Dataset items
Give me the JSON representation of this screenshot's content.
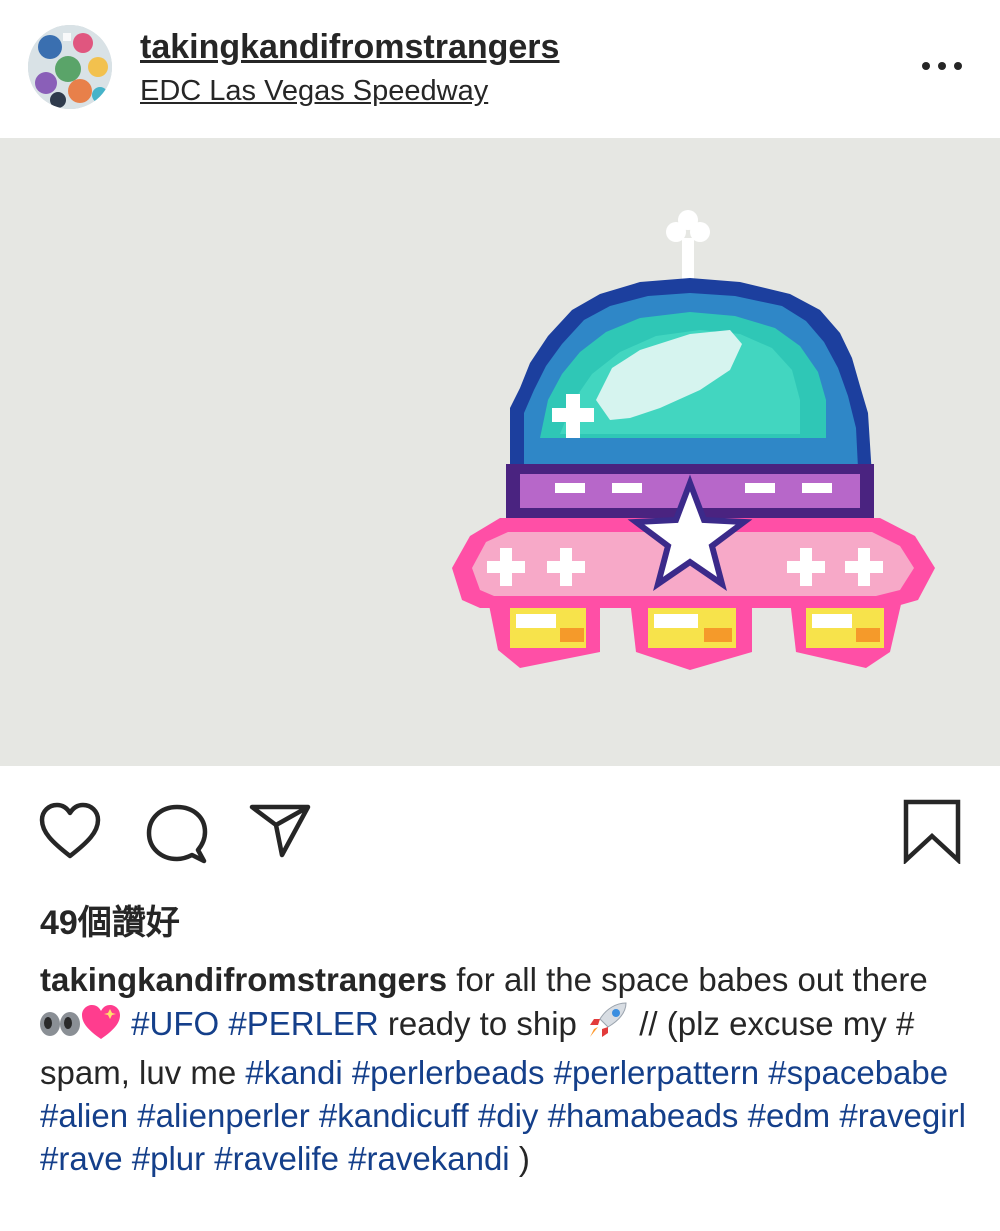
{
  "post": {
    "username": "takingkandifromstrangers",
    "location": "EDC Las Vegas Speedway",
    "likes_text": "49個讚好",
    "more_icon": "more-dots-icon",
    "photo_description_icon": "ufo-perler-bead-photo"
  },
  "actions": {
    "like_icon": "heart-icon",
    "comment_icon": "comment-icon",
    "share_icon": "paper-plane-icon",
    "save_icon": "bookmark-icon"
  },
  "caption": {
    "username": "takingkandifromstrangers",
    "text1": " for all the space babes out there ",
    "tag_ufo": "#UFO",
    "tag_perler": "#PERLER",
    "text2": " ready to ship ",
    "text3": " // (plz excuse my # spam, luv me ",
    "tag_kandi": "#kandi",
    "tag_perlerbeads": "#perlerbeads",
    "tag_perlerpattern": "#perlerpattern",
    "tag_spacebabe": "#spacebabe",
    "tag_alien": "#alien",
    "tag_alienperler": "#alienperler",
    "tag_kandicuff": "#kandicuff",
    "tag_diy": "#diy",
    "tag_hamabeads": "#hamabeads",
    "tag_edm": "#edm",
    "tag_ravegirl": "#ravegirl",
    "tag_rave": "#rave",
    "tag_plur": "#plur",
    "tag_ravelife": "#ravelife",
    "tag_ravekandi": "#ravekandi",
    "closing": " )"
  },
  "colors": {
    "text": "#262626",
    "hashtag": "#143f8a",
    "photo_bg": "#e6e7e3"
  }
}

# REQUIRED TASK:
Repeat all of the records verbatim, leaving out the pictures.

# REPLY:
Give me the JSON representation of this screenshot's content.
{
  "post": {
    "username": "takingkandifromstrangers",
    "location": "EDC Las Vegas Speedway",
    "likes_text": "49個讚好",
    "more_icon": "more-dots-icon",
    "photo_description_icon": "ufo-perler-bead-photo"
  },
  "actions": {
    "like_icon": "heart-icon",
    "comment_icon": "comment-icon",
    "share_icon": "paper-plane-icon",
    "save_icon": "bookmark-icon"
  },
  "caption": {
    "username": "takingkandifromstrangers",
    "text1": " for all the space babes out there ",
    "tag_ufo": "#UFO",
    "tag_perler": "#PERLER",
    "text2": " ready to ship ",
    "text3": " // (plz excuse my # spam, luv me ",
    "tag_kandi": "#kandi",
    "tag_perlerbeads": "#perlerbeads",
    "tag_perlerpattern": "#perlerpattern",
    "tag_spacebabe": "#spacebabe",
    "tag_alien": "#alien",
    "tag_alienperler": "#alienperler",
    "tag_kandicuff": "#kandicuff",
    "tag_diy": "#diy",
    "tag_hamabeads": "#hamabeads",
    "tag_edm": "#edm",
    "tag_ravegirl": "#ravegirl",
    "tag_rave": "#rave",
    "tag_plur": "#plur",
    "tag_ravelife": "#ravelife",
    "tag_ravekandi": "#ravekandi",
    "closing": " )"
  },
  "colors": {
    "text": "#262626",
    "hashtag": "#143f8a",
    "photo_bg": "#e6e7e3"
  }
}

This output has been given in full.